Saved entries:
╔══

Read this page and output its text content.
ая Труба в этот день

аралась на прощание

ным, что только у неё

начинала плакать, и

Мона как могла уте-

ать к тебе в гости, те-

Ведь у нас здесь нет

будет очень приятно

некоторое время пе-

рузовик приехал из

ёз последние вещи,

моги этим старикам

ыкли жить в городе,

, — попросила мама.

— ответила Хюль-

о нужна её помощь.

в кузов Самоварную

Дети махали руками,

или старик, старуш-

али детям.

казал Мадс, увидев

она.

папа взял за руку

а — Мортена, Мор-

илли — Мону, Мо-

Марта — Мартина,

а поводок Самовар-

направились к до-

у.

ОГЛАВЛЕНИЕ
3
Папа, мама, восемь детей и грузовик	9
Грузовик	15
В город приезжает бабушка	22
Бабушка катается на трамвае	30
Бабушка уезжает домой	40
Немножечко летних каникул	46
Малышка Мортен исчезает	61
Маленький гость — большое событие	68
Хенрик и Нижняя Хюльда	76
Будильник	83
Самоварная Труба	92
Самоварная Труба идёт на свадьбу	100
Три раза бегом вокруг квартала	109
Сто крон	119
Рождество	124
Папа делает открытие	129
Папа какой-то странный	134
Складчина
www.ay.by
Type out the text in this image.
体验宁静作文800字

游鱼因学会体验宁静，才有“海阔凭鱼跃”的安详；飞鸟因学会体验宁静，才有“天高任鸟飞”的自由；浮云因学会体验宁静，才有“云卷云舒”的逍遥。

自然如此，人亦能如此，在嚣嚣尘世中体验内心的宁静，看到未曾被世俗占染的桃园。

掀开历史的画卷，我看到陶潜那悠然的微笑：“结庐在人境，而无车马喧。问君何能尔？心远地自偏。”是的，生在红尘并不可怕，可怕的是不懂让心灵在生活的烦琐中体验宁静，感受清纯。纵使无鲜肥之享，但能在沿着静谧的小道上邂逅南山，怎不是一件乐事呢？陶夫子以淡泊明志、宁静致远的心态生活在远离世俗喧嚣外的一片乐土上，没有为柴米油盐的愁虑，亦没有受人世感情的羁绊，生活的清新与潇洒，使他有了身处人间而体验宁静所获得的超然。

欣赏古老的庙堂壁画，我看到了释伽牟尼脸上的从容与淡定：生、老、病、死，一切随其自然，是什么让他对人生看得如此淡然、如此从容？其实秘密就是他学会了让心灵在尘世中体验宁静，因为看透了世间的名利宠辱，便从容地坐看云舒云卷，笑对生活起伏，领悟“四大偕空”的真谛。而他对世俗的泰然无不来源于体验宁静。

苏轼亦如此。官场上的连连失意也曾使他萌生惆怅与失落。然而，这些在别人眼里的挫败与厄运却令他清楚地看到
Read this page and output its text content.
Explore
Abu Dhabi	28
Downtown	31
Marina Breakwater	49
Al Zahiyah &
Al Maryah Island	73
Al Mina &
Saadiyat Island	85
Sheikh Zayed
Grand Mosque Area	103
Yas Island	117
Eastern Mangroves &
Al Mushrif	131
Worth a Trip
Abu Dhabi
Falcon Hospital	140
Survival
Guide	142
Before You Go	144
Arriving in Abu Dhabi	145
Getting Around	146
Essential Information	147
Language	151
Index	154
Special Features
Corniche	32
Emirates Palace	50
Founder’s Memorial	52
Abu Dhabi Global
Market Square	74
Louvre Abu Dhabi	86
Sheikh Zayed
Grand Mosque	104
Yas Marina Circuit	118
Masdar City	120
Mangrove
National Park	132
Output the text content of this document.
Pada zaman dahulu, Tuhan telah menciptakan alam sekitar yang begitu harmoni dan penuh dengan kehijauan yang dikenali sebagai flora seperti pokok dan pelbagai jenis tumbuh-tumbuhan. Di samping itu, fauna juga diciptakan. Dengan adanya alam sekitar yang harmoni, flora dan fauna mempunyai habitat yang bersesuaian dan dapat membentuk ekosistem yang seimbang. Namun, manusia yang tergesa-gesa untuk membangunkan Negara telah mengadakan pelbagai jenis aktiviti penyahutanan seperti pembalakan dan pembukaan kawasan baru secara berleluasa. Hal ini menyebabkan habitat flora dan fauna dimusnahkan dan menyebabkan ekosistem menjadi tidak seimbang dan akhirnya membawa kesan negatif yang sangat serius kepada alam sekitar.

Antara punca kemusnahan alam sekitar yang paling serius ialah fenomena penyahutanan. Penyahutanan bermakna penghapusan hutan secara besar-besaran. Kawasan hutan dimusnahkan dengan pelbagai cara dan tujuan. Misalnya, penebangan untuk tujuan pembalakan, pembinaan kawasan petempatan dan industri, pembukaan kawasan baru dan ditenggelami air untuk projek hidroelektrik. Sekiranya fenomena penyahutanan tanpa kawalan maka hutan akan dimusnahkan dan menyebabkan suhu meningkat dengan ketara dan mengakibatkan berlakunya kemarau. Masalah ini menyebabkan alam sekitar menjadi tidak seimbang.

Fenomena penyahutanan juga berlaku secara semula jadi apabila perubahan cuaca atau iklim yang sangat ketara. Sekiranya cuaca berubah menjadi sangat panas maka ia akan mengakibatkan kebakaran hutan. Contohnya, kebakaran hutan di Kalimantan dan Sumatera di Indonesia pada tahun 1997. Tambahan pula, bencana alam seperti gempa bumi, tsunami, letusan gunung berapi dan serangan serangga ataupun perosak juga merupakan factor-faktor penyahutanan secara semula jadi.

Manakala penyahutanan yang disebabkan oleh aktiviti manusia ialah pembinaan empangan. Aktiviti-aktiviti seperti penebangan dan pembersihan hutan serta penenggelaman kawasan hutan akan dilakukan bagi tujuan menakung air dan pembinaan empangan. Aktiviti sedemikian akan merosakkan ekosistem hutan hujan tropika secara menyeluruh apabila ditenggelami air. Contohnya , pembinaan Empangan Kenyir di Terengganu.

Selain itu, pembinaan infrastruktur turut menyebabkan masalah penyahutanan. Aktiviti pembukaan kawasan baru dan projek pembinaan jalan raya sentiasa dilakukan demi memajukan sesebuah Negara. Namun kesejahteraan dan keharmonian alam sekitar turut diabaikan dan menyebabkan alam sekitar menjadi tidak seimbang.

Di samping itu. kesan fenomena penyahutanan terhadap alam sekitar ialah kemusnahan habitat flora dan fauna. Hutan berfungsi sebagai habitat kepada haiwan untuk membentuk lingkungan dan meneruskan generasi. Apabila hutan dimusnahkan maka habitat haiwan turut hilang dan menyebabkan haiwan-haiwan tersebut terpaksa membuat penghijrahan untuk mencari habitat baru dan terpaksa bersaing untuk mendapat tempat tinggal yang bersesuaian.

╚══

### [Instruction]
Extract every entry in the listing word for word.

### [Finished exercise]
Read this page and output its text content.
ая Труба в этот день

аралась на прощание

ным, что только у неё

начинала плакать, и

Мона как могла уте-

ать к тебе в гости, те-

Ведь у нас здесь нет

будет очень приятно

некоторое время пе-

рузовик приехал из

ёз последние вещи,

моги этим старикам

ыкли жить в городе,

, — попросила мама.

— ответила Хюль-

о нужна её помощь.

в кузов Самоварную

Дети махали руками,

или старик, старуш-

али детям.

казал Мадс, увидев

она.

папа взял за руку

а — Мортена, Мор-

илли — Мону, Мо-

Марта — Мартина,

а поводок Самовар-

направились к до-

у.

ОГЛАВЛЕНИЕ
3
Папа, мама, восемь детей и грузовик	9
Грузовик	15
В город приезжает бабушка	22
Бабушка катается на трамвае	30
Бабушка уезжает домой	40
Немножечко летних каникул	46
Малышка Мортен исчезает	61
Маленький гость — большое событие	68
Хенрик и Нижняя Хюльда	76
Будильник	83
Самоварная Труба	92
Самоварная Труба идёт на свадьбу	100
Три раза бегом вокруг квартала	109
Сто крон	119
Рождество	124
Папа делает открытие	129
Папа какой-то странный	134
Складчина
www.ay.by
Type out the text in this image.
体验宁静作文800字

游鱼因学会体验宁静，才有“海阔凭鱼跃”的安详；飞鸟因学会体验宁静，才有“天高任鸟飞”的自由；浮云因学会体验宁静，才有“云卷云舒”的逍遥。

自然如此，人亦能如此，在嚣嚣尘世中体验内心的宁静，看到未曾被世俗占染的桃园。

掀开历史的画卷，我看到陶潜那悠然的微笑：“结庐在人境，而无车马喧。问君何能尔？心远地自偏。”是的，生在红尘并不可怕，可怕的是不懂让心灵在生活的烦琐中体验宁静，感受清纯。纵使无鲜肥之享，但能在沿着静谧的小道上邂逅南山，怎不是一件乐事呢？陶夫子以淡泊明志、宁静致远的心态生活在远离世俗喧嚣外的一片乐土上，没有为柴米油盐的愁虑，亦没有受人世感情的羁绊，生活的清新与潇洒，使他有了身处人间而体验宁静所获得的超然。

欣赏古老的庙堂壁画，我看到了释伽牟尼脸上的从容与淡定：生、老、病、死，一切随其自然，是什么让他对人生看得如此淡然、如此从容？其实秘密就是他学会了让心灵在尘世中体验宁静，因为看透了世间的名利宠辱，便从容地坐看云舒云卷，笑对生活起伏，领悟“四大偕空”的真谛。而他对世俗的泰然无不来源于体验宁静。

苏轼亦如此。官场上的连连失意也曾使他萌生惆怅与失落。然而，这些在别人眼里的挫败与厄运却令他清楚地看到
Read this page and output its text content.
Explore
Abu Dhabi	28
Downtown	31
Marina Breakwater	49
Al Zahiyah &
Al Maryah Island	73
Al Mina &
Saadiyat Island	85
Sheikh Zayed
Grand Mosque Area	103
Yas Island	117
Eastern Mangroves &
Al Mushrif	131
Worth a Trip
Abu Dhabi
Falcon Hospital	140
Survival
Guide	142
Before You Go	144
Arriving in Abu Dhabi	145
Getting Around	146
Essential Information	147
Language	151
Index	154
Special Features
Corniche	32
Emirates Palace	50
Founder’s Memorial	52
Abu Dhabi Global
Market Square	74
Louvre Abu Dhabi	86
Sheikh Zayed
Grand Mosque	104
Yas Marina Circuit	118
Masdar City	120
Mangrove
National Park	132
Output the text content of this document.
Pada zaman dahulu, Tuhan telah menciptakan alam sekitar yang begitu harmoni dan penuh dengan kehijauan yang dikenali sebagai flora seperti pokok dan pelbagai jenis tumbuh-tumbuhan. Di samping itu, fauna juga diciptakan. Dengan adanya alam sekitar yang harmoni, flora dan fauna mempunyai habitat yang bersesuaian dan dapat membentuk ekosistem yang seimbang. Namun, manusia yang tergesa-gesa untuk membangunkan Negara telah mengadakan pelbagai jenis aktiviti penyahutanan seperti pembalakan dan pembukaan kawasan baru secara berleluasa. Hal ini menyebabkan habitat flora dan fauna dimusnahkan dan menyebabkan ekosistem menjadi tidak seimbang dan akhirnya membawa kesan negatif yang sangat serius kepada alam sekitar.

Antara punca kemusnahan alam sekitar yang paling serius ialah fenomena penyahutanan. Penyahutanan bermakna penghapusan hutan secara besar-besaran. Kawasan hutan dimusnahkan dengan pelbagai cara dan tujuan. Misalnya, penebangan untuk tujuan pembalakan, pembinaan kawasan petempatan dan industri, pembukaan kawasan baru dan ditenggelami air untuk projek hidroelektrik. Sekiranya fenomena penyahutanan tanpa kawalan maka hutan akan dimusnahkan dan menyebabkan suhu meningkat dengan ketara dan mengakibatkan berlakunya kemarau. Masalah ini menyebabkan alam sekitar menjadi tidak seimbang.

Fenomena penyahutanan juga berlaku secara semula jadi apabila perubahan cuaca atau iklim yang sangat ketara. Sekiranya cuaca berubah menjadi sangat panas maka ia akan mengakibatkan kebakaran hutan. Contohnya, kebakaran hutan di Kalimantan dan Sumatera di Indonesia pada tahun 1997. Tambahan pula, bencana alam seperti gempa bumi, tsunami, letusan gunung berapi dan serangan serangga ataupun perosak juga merupakan factor-faktor penyahutanan secara semula jadi.

Manakala penyahutanan yang disebabkan oleh aktiviti manusia ialah pembinaan empangan. Aktiviti-aktiviti seperti penebangan dan pembersihan hutan serta penenggelaman kawasan hutan akan dilakukan bagi tujuan menakung air dan pembinaan empangan. Aktiviti sedemikian akan merosakkan ekosistem hutan hujan tropika secara menyeluruh apabila ditenggelami air. Contohnya , pembinaan Empangan Kenyir di Terengganu.

Selain itu, pembinaan infrastruktur turut menyebabkan masalah penyahutanan. Aktiviti pembukaan kawasan baru dan projek pembinaan jalan raya sentiasa dilakukan demi memajukan sesebuah Negara. Namun kesejahteraan dan keharmonian alam sekitar turut diabaikan dan menyebabkan alam sekitar menjadi tidak seimbang.

Di samping itu. kesan fenomena penyahutanan terhadap alam sekitar ialah kemusnahan habitat flora dan fauna. Hutan berfungsi sebagai habitat kepada haiwan untuk membentuk lingkungan dan meneruskan generasi. Apabila hutan dimusnahkan maka habitat haiwan turut hilang dan menyebabkan haiwan-haiwan tersebut terpaksa membuat penghijrahan untuk mencari habitat baru dan terpaksa bersaing untuk mendapat tempat tinggal yang bersesuaian.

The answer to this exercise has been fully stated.